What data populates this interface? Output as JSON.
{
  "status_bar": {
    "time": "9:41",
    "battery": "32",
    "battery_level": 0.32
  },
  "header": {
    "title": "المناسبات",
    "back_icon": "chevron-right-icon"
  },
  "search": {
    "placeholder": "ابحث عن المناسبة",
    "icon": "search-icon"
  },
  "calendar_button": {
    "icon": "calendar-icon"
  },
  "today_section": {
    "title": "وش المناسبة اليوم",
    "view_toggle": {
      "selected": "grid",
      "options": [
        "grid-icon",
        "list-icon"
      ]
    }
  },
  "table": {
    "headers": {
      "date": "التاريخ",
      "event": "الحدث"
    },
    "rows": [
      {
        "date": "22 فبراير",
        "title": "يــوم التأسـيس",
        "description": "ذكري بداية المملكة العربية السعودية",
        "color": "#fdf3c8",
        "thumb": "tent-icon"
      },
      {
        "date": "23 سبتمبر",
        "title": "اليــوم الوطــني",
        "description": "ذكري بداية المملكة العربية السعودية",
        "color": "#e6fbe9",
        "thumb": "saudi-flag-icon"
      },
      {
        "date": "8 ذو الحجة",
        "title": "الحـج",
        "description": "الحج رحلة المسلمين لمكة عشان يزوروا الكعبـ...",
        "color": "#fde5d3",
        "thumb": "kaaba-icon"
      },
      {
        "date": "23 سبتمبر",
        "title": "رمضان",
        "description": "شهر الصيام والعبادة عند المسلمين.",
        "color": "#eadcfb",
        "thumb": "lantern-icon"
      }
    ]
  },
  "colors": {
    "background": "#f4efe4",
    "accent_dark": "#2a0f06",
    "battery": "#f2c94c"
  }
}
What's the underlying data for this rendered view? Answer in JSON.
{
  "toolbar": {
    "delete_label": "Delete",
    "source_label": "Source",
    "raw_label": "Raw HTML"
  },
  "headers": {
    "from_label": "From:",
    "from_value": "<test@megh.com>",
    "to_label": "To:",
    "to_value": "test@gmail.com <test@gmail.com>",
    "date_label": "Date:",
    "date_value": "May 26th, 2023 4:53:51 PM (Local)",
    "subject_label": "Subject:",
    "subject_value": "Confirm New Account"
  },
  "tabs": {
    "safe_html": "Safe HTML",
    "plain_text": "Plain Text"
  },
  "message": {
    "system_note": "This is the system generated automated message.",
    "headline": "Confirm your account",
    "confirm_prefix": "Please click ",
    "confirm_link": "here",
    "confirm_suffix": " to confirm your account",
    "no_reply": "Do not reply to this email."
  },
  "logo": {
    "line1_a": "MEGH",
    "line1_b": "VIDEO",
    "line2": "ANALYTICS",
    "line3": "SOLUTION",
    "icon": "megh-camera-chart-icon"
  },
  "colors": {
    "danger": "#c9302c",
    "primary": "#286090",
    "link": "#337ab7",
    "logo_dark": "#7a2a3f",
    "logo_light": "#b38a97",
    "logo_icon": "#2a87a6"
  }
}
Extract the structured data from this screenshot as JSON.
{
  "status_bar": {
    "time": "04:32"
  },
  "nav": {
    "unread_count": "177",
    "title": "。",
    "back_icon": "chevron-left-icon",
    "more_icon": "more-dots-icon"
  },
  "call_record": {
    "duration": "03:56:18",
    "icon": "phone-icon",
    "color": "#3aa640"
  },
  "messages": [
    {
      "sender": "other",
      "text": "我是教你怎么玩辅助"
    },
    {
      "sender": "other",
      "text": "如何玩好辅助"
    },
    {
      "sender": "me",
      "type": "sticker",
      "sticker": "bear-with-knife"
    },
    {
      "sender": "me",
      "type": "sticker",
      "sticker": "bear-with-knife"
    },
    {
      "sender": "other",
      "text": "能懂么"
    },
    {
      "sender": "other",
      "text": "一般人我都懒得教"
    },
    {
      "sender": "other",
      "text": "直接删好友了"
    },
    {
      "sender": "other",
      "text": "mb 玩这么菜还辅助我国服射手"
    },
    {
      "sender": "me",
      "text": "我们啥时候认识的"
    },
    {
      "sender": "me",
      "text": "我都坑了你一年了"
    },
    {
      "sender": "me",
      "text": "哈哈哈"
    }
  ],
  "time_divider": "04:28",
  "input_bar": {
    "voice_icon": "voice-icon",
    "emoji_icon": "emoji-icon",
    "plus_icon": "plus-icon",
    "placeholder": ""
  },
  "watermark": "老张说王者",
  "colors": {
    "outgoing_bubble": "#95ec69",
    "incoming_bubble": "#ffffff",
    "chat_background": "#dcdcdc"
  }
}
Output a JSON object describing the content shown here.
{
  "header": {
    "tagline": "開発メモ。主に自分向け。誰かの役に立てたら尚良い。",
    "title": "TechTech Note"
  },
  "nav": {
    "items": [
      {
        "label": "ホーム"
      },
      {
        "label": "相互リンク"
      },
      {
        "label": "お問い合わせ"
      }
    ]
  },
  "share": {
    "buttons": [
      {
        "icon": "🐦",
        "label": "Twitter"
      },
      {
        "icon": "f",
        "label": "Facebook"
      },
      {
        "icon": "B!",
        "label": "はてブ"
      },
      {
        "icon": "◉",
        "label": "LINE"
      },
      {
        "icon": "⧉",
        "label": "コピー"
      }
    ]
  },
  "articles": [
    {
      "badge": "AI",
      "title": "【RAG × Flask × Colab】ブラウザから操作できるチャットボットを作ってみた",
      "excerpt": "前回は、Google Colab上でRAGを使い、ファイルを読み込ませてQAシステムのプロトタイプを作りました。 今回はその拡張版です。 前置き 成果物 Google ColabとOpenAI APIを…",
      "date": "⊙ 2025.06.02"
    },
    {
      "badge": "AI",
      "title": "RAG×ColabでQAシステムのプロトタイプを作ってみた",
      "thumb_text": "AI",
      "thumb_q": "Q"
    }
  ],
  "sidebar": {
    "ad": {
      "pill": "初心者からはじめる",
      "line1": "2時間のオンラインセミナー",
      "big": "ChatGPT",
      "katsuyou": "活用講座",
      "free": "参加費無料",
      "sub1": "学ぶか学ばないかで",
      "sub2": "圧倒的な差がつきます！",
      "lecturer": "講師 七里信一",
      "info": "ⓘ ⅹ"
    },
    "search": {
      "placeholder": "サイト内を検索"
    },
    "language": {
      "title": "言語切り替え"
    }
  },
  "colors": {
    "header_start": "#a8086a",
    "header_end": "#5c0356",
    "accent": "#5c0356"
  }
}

* _Directions_:
Identify the lines above with the word "Output". Copy them.

* _Reply_:
What data populates this interface? Output as JSON.
Output a JSON object describing the content shown here.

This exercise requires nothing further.